Questions
**1)** List every measure the passage on berberine and intestinal barrier function reports as changing with berberine treatment.
**2)** Continue the passage on berberine and intestinal barrier function from its final sentence.

Provided text
To further assess the effect of berberine on intestinal barrier function, the incidence of bacterial translocation was evaluated (Fig. 2C). No bacterial translocation was observed in the MLNs from the Sham group; however, the incidence of bacterial translocation to the MLNs in the SAP group 24 h after the retrograde injection of 3% Na-taurocholate was observed to be 83.3%. Berberine treatment was found to reduce the rate of bacterial translocation to 58.3%, which was significantly lower than that observed in the SAP group (P<0.05). Serum DAO activity and endotoxin levels were also observed to decrease with berberine treatment.

These results indicate that berberine treatment may ameliorate the intestinal mucosal barrier damage associated with SAP induced by the retrograde injection of Na-taurocholate.

Data provided
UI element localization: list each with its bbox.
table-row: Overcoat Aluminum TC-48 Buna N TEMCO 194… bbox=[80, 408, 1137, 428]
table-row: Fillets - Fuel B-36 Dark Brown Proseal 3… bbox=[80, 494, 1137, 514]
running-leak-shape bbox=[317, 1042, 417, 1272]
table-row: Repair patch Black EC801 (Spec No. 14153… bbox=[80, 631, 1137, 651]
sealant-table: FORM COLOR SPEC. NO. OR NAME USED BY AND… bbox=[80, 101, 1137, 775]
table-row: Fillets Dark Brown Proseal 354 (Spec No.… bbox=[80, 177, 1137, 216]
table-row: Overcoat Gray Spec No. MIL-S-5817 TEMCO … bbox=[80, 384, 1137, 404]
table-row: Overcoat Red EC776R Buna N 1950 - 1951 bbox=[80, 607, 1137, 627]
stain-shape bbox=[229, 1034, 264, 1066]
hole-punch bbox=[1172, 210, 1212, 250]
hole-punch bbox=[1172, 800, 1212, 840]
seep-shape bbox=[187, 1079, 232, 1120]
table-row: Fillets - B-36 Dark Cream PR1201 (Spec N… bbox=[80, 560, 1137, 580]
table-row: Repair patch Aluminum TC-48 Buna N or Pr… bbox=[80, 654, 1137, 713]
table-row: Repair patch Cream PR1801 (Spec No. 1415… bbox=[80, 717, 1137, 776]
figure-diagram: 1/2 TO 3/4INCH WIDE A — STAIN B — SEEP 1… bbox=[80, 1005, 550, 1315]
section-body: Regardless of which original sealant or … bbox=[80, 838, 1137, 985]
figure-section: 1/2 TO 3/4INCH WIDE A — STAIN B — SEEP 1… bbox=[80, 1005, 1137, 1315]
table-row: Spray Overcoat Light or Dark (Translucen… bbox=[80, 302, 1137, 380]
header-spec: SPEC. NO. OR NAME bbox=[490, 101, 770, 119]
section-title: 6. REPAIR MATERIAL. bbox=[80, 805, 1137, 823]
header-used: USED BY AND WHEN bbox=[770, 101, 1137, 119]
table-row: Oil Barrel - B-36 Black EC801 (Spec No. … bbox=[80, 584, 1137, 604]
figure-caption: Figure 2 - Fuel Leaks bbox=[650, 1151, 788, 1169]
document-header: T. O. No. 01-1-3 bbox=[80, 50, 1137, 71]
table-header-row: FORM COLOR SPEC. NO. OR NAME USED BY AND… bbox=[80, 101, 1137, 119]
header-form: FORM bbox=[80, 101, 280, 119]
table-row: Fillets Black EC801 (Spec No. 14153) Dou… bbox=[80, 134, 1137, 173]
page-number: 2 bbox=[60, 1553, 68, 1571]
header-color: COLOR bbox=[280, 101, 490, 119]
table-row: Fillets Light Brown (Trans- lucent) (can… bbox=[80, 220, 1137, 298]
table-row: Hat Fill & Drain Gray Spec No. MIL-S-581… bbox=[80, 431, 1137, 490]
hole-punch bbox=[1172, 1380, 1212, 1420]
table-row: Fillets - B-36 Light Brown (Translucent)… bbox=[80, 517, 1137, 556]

Outputs in order
**1)**
- Incidence of bacterial translocation to the MLNs
- Serum DAO activity
- Endotoxin levels

**2)**
Animals were sacrificed 24 h after surgery. H&E-stained ileal sections were examined using an optical microscope and scored by a pathologist who was blinded to the grouping, according to the aforementioned method. The results of the pathological scoring are shown in Fig. 3. In the Sham group, the epithelial cells were observed to be closely arranged in a regular fashion. Twenty-four hours after the induction of SAP, the ileal mucosa was injured. Vacuolated epithelial cells, shortened villi and infiltrating lymphocytes were observed. The mean pathological score of the ilea in the SAP group increased to 1.833, compared with 0.333 in the Sham group (P<0.05). Compared with the rats in the SAP group, berberine administration was observed to have a protective effect against ileal mucosal injury, and the ilea of rats in the SAP+ber group exhibited relatively normal villi and mucosal integrity. The pathological scoring also demonstrated that berberine treatment attenuated the pancreatitis-induced mucosal injury compared with that observed in the SAP group (1.417 vs. 1.833 for the SAP+ber and SAP groups, respectively; P<0.05).

TJs have a critical role in maintaining the function of the intestinal barrier (17,18). The impairment of intestinal barrier function is directly associated with the aberrant expression of TJ proteins (19). qPCR and western blot analyses were performed to detect the expression of the TJ proteins ZO-1 and occludin. Berberine was not observed to influence ZO-1 and occludin mRNA expression in the SAP-induced rats (Fig. 4A). Furthermore, occludin protein expression did not differ significantly among the three groups; however, ZO-1 protein expression was observed to be significantly higher in the SAP+ber group than that in the SAP group (Fig. 4B and C). Overall, these results suggest that berberine exerts few effects on TJ proteins in the ilea of SAP rats.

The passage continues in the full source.